→ **Exercise**: Which lines in the items below contain the word "death", with case counting? List every such line in full.

→ **Data entries**:
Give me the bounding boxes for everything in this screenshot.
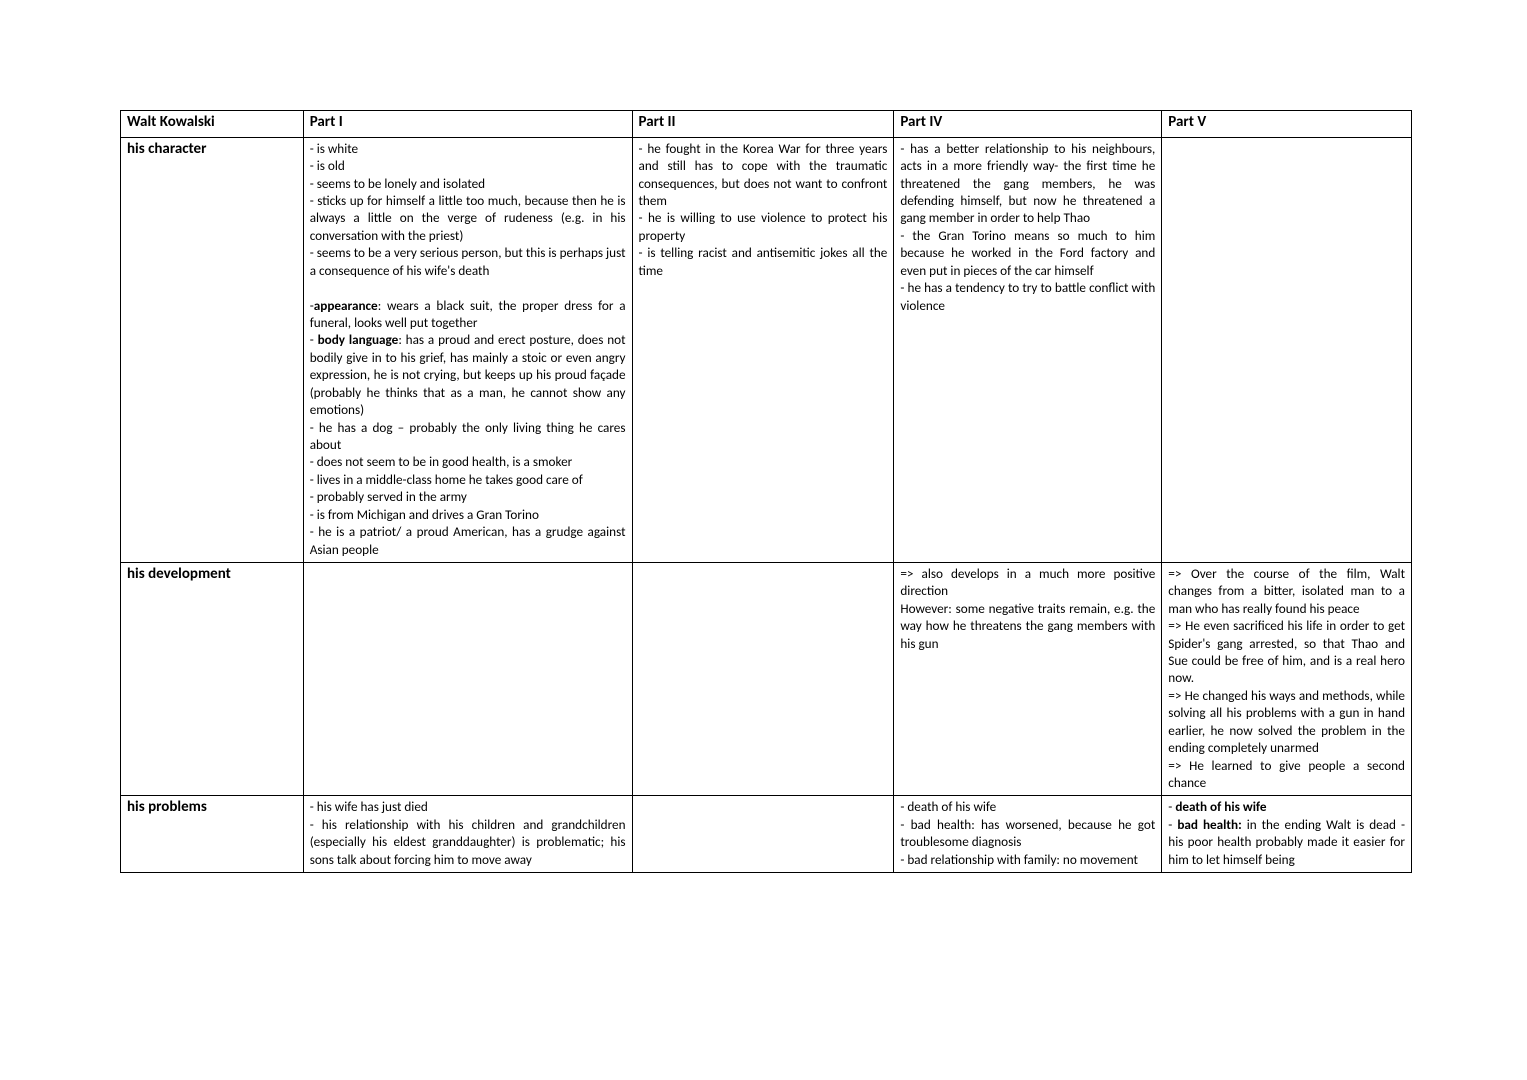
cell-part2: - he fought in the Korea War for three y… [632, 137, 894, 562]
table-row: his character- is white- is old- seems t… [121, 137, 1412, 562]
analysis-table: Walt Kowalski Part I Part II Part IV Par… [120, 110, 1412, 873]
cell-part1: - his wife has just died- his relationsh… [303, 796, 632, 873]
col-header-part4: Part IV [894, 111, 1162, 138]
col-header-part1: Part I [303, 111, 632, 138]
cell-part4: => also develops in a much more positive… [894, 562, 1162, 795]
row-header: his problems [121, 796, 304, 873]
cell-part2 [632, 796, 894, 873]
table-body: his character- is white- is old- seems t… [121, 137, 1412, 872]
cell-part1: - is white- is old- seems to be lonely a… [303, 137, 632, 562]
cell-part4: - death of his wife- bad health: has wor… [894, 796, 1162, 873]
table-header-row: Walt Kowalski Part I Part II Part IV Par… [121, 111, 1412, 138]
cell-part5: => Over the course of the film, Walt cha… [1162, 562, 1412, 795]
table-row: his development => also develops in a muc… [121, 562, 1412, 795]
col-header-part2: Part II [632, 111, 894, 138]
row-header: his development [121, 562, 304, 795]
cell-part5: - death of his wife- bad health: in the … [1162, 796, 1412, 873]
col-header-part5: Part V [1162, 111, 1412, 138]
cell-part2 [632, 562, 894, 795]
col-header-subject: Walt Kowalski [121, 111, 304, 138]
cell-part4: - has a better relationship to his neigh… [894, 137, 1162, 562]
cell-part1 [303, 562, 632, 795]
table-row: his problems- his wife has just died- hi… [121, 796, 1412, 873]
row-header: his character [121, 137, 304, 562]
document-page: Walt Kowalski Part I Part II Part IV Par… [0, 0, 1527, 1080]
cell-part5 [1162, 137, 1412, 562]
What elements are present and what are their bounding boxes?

→ **Result below**:
cell-part4: - death of his wife- bad health: has wor… [894, 796, 1162, 873]
cell-part5: - death of his wife- bad health: in the … [1162, 796, 1412, 873]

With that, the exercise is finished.